╭──

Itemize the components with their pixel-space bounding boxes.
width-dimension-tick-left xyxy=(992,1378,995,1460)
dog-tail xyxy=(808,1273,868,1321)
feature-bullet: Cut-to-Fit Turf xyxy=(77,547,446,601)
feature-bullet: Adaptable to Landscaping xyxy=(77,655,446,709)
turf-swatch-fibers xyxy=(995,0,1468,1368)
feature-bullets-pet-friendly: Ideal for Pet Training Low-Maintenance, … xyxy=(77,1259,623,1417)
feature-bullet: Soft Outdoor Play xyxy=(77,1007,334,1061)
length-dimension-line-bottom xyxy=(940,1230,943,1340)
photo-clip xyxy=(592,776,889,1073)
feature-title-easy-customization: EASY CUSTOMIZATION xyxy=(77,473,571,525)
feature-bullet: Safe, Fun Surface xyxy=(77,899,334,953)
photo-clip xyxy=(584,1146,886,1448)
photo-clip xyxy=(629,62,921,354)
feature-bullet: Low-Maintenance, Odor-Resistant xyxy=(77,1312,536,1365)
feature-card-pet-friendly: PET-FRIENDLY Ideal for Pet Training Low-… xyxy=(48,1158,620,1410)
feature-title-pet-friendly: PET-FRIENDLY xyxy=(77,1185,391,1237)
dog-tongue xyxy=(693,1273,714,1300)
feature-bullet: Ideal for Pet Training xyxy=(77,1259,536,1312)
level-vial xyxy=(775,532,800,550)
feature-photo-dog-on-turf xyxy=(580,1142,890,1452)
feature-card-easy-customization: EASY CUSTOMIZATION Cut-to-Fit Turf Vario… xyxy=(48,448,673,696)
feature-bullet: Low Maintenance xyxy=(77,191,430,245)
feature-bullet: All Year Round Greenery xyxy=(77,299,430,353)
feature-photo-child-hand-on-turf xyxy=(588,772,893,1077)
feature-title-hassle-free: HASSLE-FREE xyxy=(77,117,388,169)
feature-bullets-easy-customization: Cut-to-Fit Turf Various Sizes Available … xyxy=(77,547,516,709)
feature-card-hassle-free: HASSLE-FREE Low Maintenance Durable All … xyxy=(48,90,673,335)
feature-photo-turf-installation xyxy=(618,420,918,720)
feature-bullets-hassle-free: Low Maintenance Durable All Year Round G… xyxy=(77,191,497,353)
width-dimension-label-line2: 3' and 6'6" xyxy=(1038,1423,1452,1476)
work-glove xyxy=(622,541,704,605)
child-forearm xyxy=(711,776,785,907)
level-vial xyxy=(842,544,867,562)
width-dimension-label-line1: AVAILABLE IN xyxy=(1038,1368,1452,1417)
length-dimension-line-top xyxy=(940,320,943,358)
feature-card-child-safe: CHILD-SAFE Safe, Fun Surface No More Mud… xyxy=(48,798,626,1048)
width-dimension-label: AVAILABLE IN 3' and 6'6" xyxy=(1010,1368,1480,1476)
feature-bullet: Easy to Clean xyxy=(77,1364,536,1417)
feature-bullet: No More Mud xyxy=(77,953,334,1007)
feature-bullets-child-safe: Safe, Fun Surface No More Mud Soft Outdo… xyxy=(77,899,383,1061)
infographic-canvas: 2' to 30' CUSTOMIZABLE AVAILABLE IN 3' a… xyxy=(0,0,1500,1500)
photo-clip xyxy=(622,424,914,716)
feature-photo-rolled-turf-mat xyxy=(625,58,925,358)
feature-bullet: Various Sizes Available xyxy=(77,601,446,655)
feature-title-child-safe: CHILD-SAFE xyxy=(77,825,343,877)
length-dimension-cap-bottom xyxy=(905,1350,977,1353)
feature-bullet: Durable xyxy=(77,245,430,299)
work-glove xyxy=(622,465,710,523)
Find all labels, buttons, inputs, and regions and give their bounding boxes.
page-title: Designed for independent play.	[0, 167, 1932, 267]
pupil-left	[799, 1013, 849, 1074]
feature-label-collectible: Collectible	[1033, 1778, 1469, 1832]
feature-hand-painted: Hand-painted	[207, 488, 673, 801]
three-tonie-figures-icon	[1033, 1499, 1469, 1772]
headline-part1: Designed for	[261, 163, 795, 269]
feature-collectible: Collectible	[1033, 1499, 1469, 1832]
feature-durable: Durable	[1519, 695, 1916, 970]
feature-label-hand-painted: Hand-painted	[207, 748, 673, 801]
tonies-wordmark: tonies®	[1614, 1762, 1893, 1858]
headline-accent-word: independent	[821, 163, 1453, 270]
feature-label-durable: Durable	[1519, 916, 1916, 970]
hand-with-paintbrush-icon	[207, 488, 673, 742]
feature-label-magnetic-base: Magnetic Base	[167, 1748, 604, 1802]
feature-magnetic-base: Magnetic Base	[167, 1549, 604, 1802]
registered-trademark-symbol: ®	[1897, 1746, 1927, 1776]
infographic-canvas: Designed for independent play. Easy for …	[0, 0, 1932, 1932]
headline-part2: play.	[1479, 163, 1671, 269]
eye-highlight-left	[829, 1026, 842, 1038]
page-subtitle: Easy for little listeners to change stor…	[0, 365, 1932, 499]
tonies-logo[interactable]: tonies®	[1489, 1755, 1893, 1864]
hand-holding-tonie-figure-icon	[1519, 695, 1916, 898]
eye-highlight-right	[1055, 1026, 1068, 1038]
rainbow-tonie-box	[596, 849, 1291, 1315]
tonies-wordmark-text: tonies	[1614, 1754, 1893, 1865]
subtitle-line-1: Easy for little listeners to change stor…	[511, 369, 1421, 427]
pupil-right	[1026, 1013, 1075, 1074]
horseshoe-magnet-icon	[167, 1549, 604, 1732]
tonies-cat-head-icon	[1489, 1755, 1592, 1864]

╰──

## What this task involves:
Copy out the records exactly as they appear, starting from the very first line and ending with the line containing "feature-card-pet-friendly: PET-FRIENDLY Ideal", including that line.

## Reply:
Itemize the components with their pixel-space bounding boxes.
width-dimension-tick-left xyxy=(992,1378,995,1460)
dog-tail xyxy=(808,1273,868,1321)
feature-bullet: Cut-to-Fit Turf xyxy=(77,547,446,601)
feature-bullet: Adaptable to Landscaping xyxy=(77,655,446,709)
turf-swatch-fibers xyxy=(995,0,1468,1368)
feature-bullets-pet-friendly: Ideal for Pet Training Low-Maintenance, … xyxy=(77,1259,623,1417)
feature-bullet: Soft Outdoor Play xyxy=(77,1007,334,1061)
length-dimension-line-bottom xyxy=(940,1230,943,1340)
photo-clip xyxy=(592,776,889,1073)
feature-title-easy-customization: EASY CUSTOMIZATION xyxy=(77,473,571,525)
feature-bullet: Safe, Fun Surface xyxy=(77,899,334,953)
photo-clip xyxy=(584,1146,886,1448)
photo-clip xyxy=(629,62,921,354)
feature-bullet: Low-Maintenance, Odor-Resistant xyxy=(77,1312,536,1365)
feature-card-pet-friendly: PET-FRIENDLY Ideal for Pet Training Low-… xyxy=(48,1158,620,1410)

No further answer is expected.